TASK TO COMPLETE: Without the images, write out the whole listing exactly.

DATA:
◆ ◆ ◆

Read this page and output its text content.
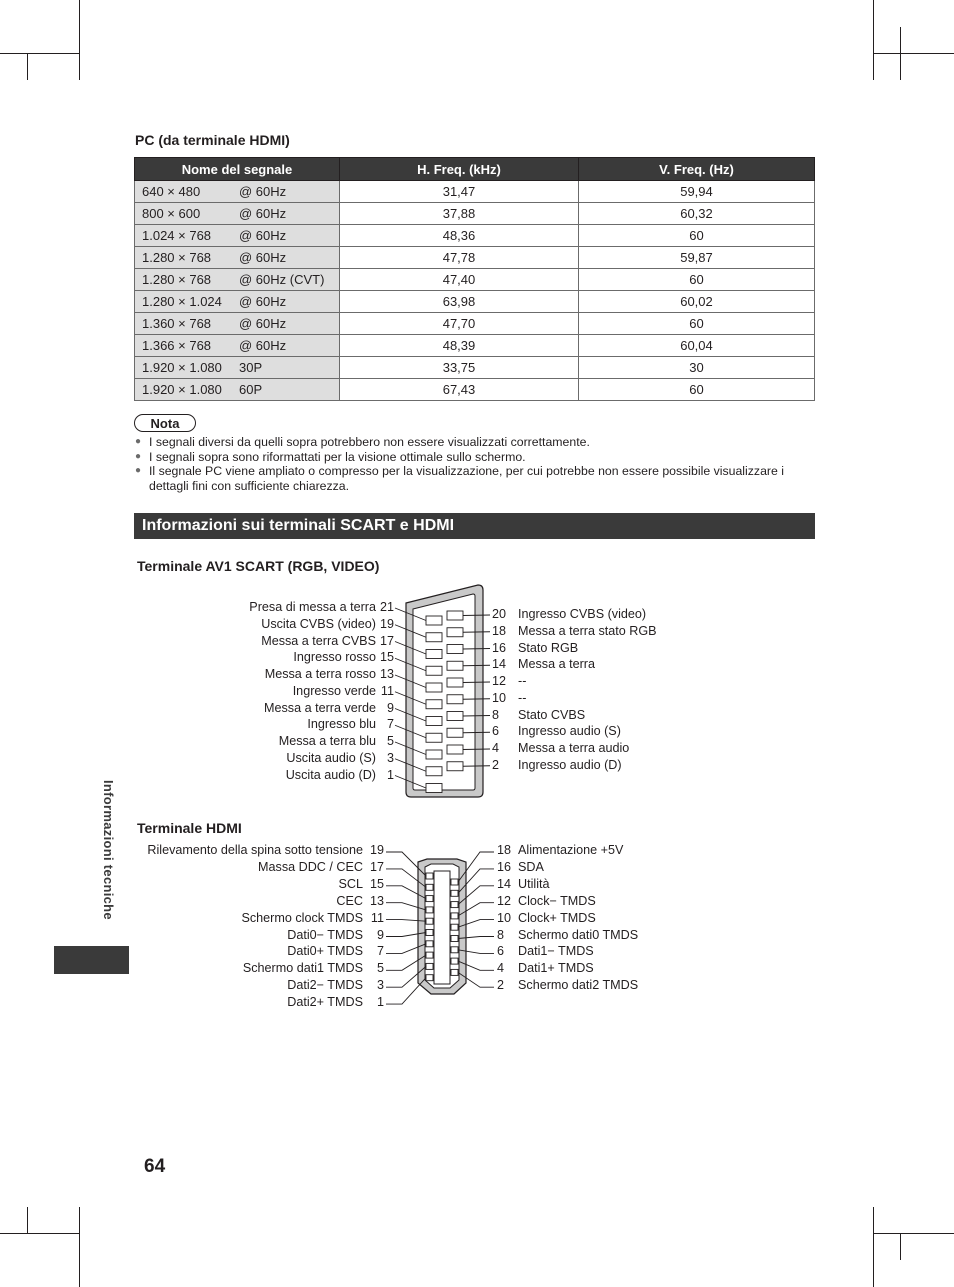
PC (da terminale HDMI)
Nome del segnale	H. Freq. (kHz)	V. Freq. (Hz)
640 × 480 @ 60Hz	31,47	59,94
800 × 600 @ 60Hz	37,88	60,32
1.024 × 768 @ 60Hz	48,36	60
1.280 × 768 @ 60Hz	47,78	59,87
1.280 × 768 @ 60Hz (CVT)	47,40	60
1.280 × 1.024 @ 60Hz	63,98	60,02
1.360 × 768 @ 60Hz	47,70	60
1.366 × 768 @ 60Hz	48,39	60,04
1.920 × 1.080 30P	33,75	30
1.920 × 1.080 60P	67,43	60
Nota
● I segnali diversi da quelli sopra potrebbero non essere visualizzati correttamente.
● I segnali sopra sono riformattati per la visione ottimale sullo schermo.
● Il segnale PC viene ampliato o compresso per la visualizzazione, per cui potrebbe non essere possibile visualizzare i dettagli fini con sufficiente chiarezza.
Informazioni sui terminali SCART e HDMI
Terminale AV1 SCART (RGB, VIDEO)
Terminale HDMI
Presa di messa a terra 21
Uscita CVBS (video) 19
Messa a terra CVBS 17
Ingresso rosso 15
Messa a terra rosso 13
Ingresso verde 11
Messa a terra verde 9
Ingresso blu 7
Messa a terra blu 5
Uscita audio (S) 3
Uscita audio (D) 1
20 Ingresso CVBS (video)
18 Messa a terra stato RGB
16 Stato RGB
14 Messa a terra
12 --
10 --
8 Stato CVBS
6 Ingresso audio (S)
4 Messa a terra audio
2 Ingresso audio (D)
Rilevamento della spina sotto tensione 19
Massa DDC / CEC 17
SCL 15
CEC 13
Schermo clock TMDS 11
Dati0− TMDS 9
Dati0+ TMDS 7
Schermo dati1 TMDS 5
Dati2− TMDS 3
Dati2+ TMDS 1
18 Alimentazione +5V
16 SDA
14 Utilità
12 Clock− TMDS
10 Clock+ TMDS
8 Schermo dati0 TMDS
6 Dati1− TMDS
4 Dati1+ TMDS
2 Schermo dati2 TMDS
Informazioni tecniche
64
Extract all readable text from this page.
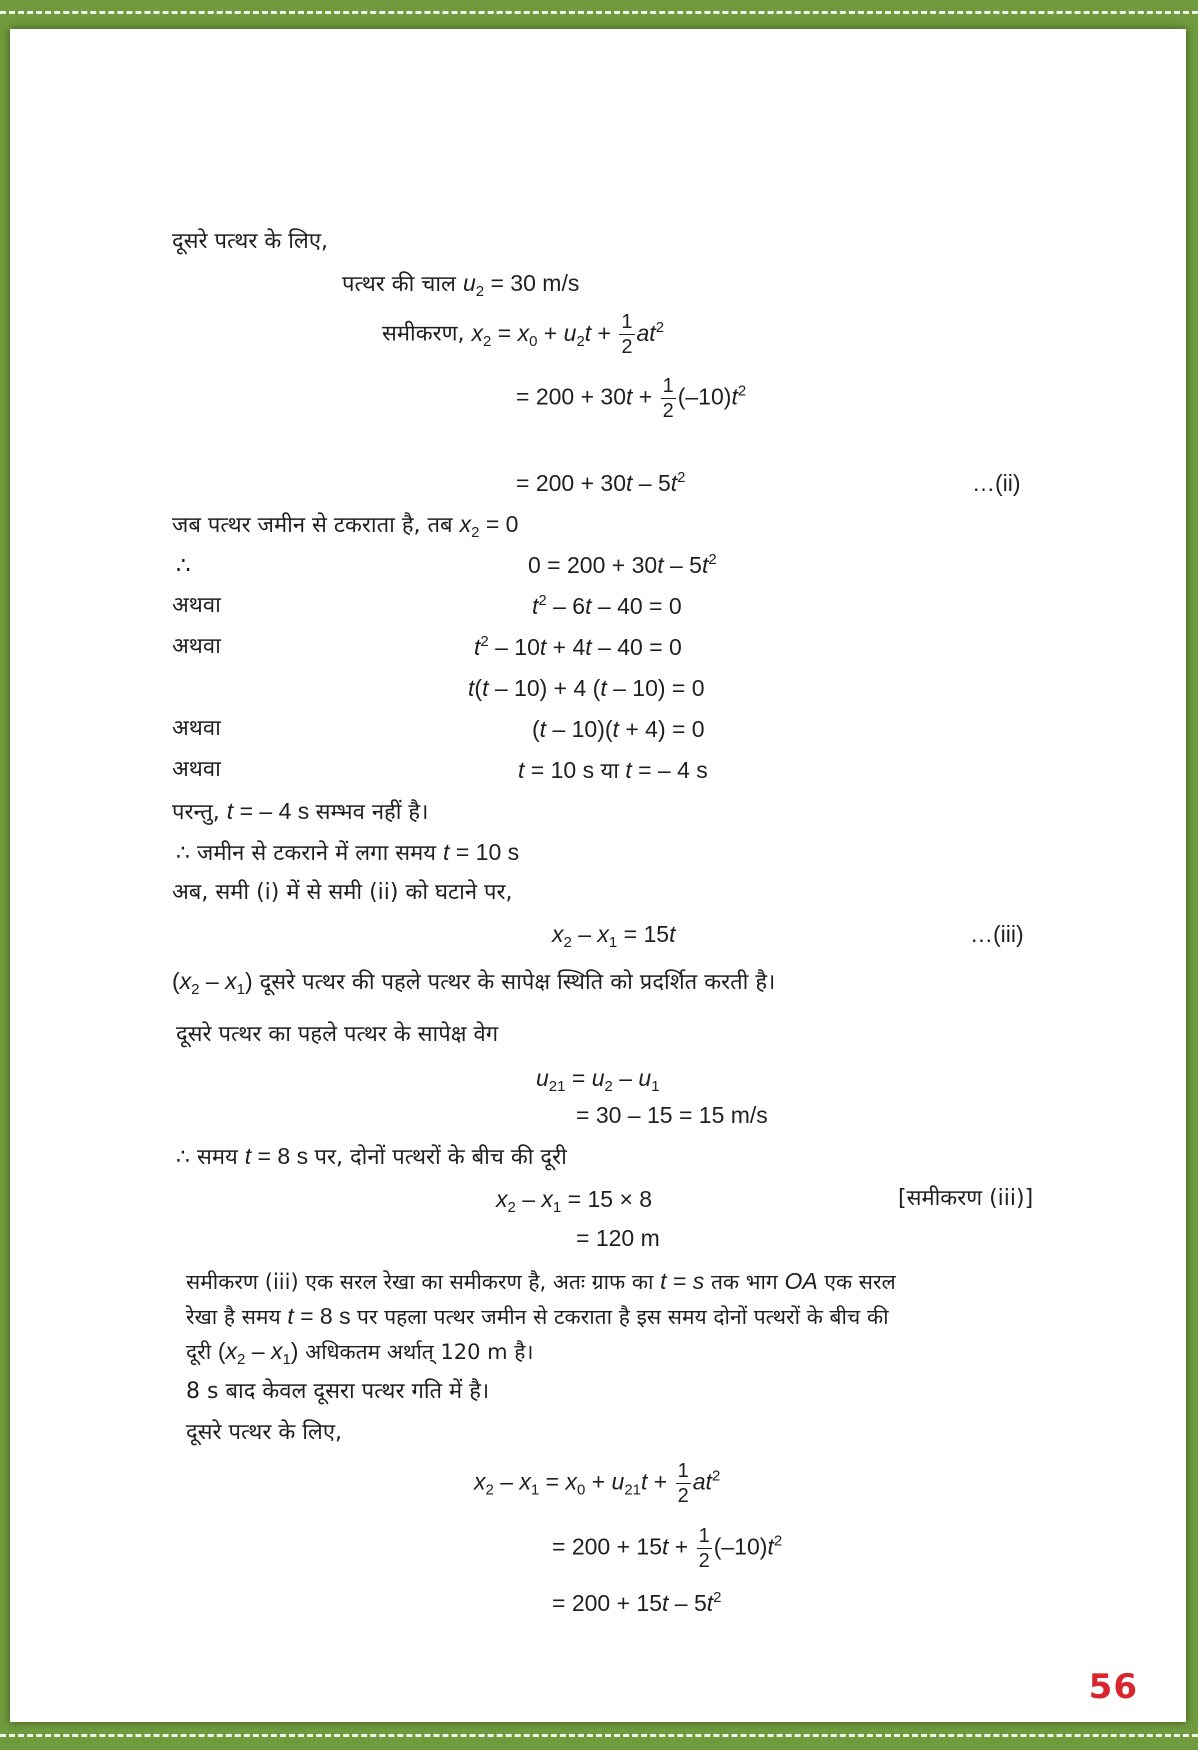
दूसरे पत्थर के लिए,
पत्थर की चाल $u_2 = 30$ m/s
समीकरण, $x_2 = x_0 + u_2t + \frac{1}{2} at^2$
= $200 + 30t + \frac{1}{2} (-10)t^2$
= $200 + 30t - 5t^2$	…(ii)
जब पत्थर जमीन से टकराता है, तब $x_2 = 0$
∴	$0 = 200 + 30t - 5t^2$
अथवा	$t^2 - 6t - 40 = 0$
अथवा	$t^2 - 10t + 4t - 40 = 0$
t(t – 10) + 4 (t – 10) = 0
अथवा	(t – 10)(t + 4) = 0
अथवा	t = 10 s या t = – 4 s
परन्तु, t = – 4 s सम्भव नहीं है।
∴ जमीन से टकराने में लगा समय t = 10 s
अब, समी (i) में से समी (ii) को घटाने पर,
$x_2 - x_1 = 15t$	…(iii)
$(x_2 - x_1)$ दूसरे पत्थर की पहले पत्थर के सापेक्ष स्थिति को प्रदर्शित करती है।
दूसरे पत्थर का पहले पत्थर के सापेक्ष वेग
$u_{21} = u_2 - u_1$
= 30 – 15 = 15 m/s
∴ समय t = 8 s पर, दोनों पत्थरों के बीच की दूरी
$x_2 - x_1 = 15 \times 8$	[समीकरण (iii)]
= 120 m
समीकरण (iii) एक सरल रेखा का समीकरण है, अतः ग्राफ का t = s तक भाग OA एक सरल
रेखा है समय t = 8 s पर पहला पत्थर जमीन से टकराता है इस समय दोनों पत्थरों के बीच की
दूरी $(x_2 - x_1)$ अधिकतम अर्थात् 120 m है।
8 s बाद केवल दूसरा पत्थर गति में है।
दूसरे पत्थर के लिए,
$x_2 - x_1 = x_0 + u_{21}t + \frac{1}{2} at^2$
= $200 + 15t + \frac{1}{2} (-10)t^2$
= $200 + 15t - 5t^2$
56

◆ ◆ ◆

ANSWER TO THIS EXERCISE:
Read this page and output its text content.
PC (da terminale HDMI)
Nome del segnale	H. Freq. (kHz)	V. Freq. (Hz)
640 × 480 @ 60Hz	31,47	59,94
800 × 600 @ 60Hz	37,88	60,32
1.024 × 768 @ 60Hz	48,36	60
1.280 × 768 @ 60Hz	47,78	59,87
1.280 × 768 @ 60Hz (CVT)	47,40	60
1.280 × 1.024 @ 60Hz	63,98	60,02
1.360 × 768 @ 60Hz	47,70	60
1.366 × 768 @ 60Hz	48,39	60,04
1.920 × 1.080 30P	33,75	30
1.920 × 1.080 60P	67,43	60
Nota
● I segnali diversi da quelli sopra potrebbero non essere visualizzati correttamente.
● I segnali sopra sono riformattati per la visione ottimale sullo schermo.
● Il segnale PC viene ampliato o compresso per la visualizzazione, per cui potrebbe non essere possibile visualizzare i dettagli fini con sufficiente chiarezza.
Informazioni sui terminali SCART e HDMI
Terminale AV1 SCART (RGB, VIDEO)
Terminale HDMI
Presa di messa a terra 21
Uscita CVBS (video) 19
Messa a terra CVBS 17
Ingresso rosso 15
Messa a terra rosso 13
Ingresso verde 11
Messa a terra verde 9
Ingresso blu 7
Messa a terra blu 5
Uscita audio (S) 3
Uscita audio (D) 1
20 Ingresso CVBS (video)
18 Messa a terra stato RGB
16 Stato RGB
14 Messa a terra
12 --
10 --
8 Stato CVBS
6 Ingresso audio (S)
4 Messa a terra audio
2 Ingresso audio (D)
Rilevamento della spina sotto tensione 19
Massa DDC / CEC 17
SCL 15
CEC 13
Schermo clock TMDS 11
Dati0− TMDS 9
Dati0+ TMDS 7
Schermo dati1 TMDS 5
Dati2− TMDS 3
Dati2+ TMDS 1
18 Alimentazione +5V
16 SDA
14 Utilità
12 Clock− TMDS
10 Clock+ TMDS
8 Schermo dati0 TMDS
6 Dati1− TMDS
4 Dati1+ TMDS
2 Schermo dati2 TMDS
Informazioni tecniche
64
Extract all readable text from this page.
दूसरे पत्थर के लिए,
पत्थर की चाल $u_2 = 30$ m/s
समीकरण, $x_2 = x_0 + u_2t + \frac{1}{2} at^2$
= $200 + 30t + \frac{1}{2} (-10)t^2$
= $200 + 30t - 5t^2$	…(ii)
जब पत्थर जमीन से टकराता है, तब $x_2 = 0$
∴	$0 = 200 + 30t - 5t^2$
अथवा	$t^2 - 6t - 40 = 0$
अथवा	$t^2 - 10t + 4t - 40 = 0$
t(t – 10) + 4 (t – 10) = 0
अथवा	(t – 10)(t + 4) = 0
अथवा	t = 10 s या t = – 4 s
परन्तु, t = – 4 s सम्भव नहीं है।
∴ जमीन से टकराने में लगा समय t = 10 s
अब, समी (i) में से समी (ii) को घटाने पर,
$x_2 - x_1 = 15t$	…(iii)
$(x_2 - x_1)$ दूसरे पत्थर की पहले पत्थर के सापेक्ष स्थिति को प्रदर्शित करती है।
दूसरे पत्थर का पहले पत्थर के सापेक्ष वेग
$u_{21} = u_2 - u_1$
= 30 – 15 = 15 m/s
∴ समय t = 8 s पर, दोनों पत्थरों के बीच की दूरी
$x_2 - x_1 = 15 \times 8$	[समीकरण (iii)]
= 120 m
समीकरण (iii) एक सरल रेखा का समीकरण है, अतः ग्राफ का t = s तक भाग OA एक सरल
रेखा है समय t = 8 s पर पहला पत्थर जमीन से टकराता है इस समय दोनों पत्थरों के बीच की
दूरी $(x_2 - x_1)$ अधिकतम अर्थात् 120 m है।
8 s बाद केवल दूसरा पत्थर गति में है।
दूसरे पत्थर के लिए,
$x_2 - x_1 = x_0 + u_{21}t + \frac{1}{2} at^2$
= $200 + 15t + \frac{1}{2} (-10)t^2$
= $200 + 15t - 5t^2$
56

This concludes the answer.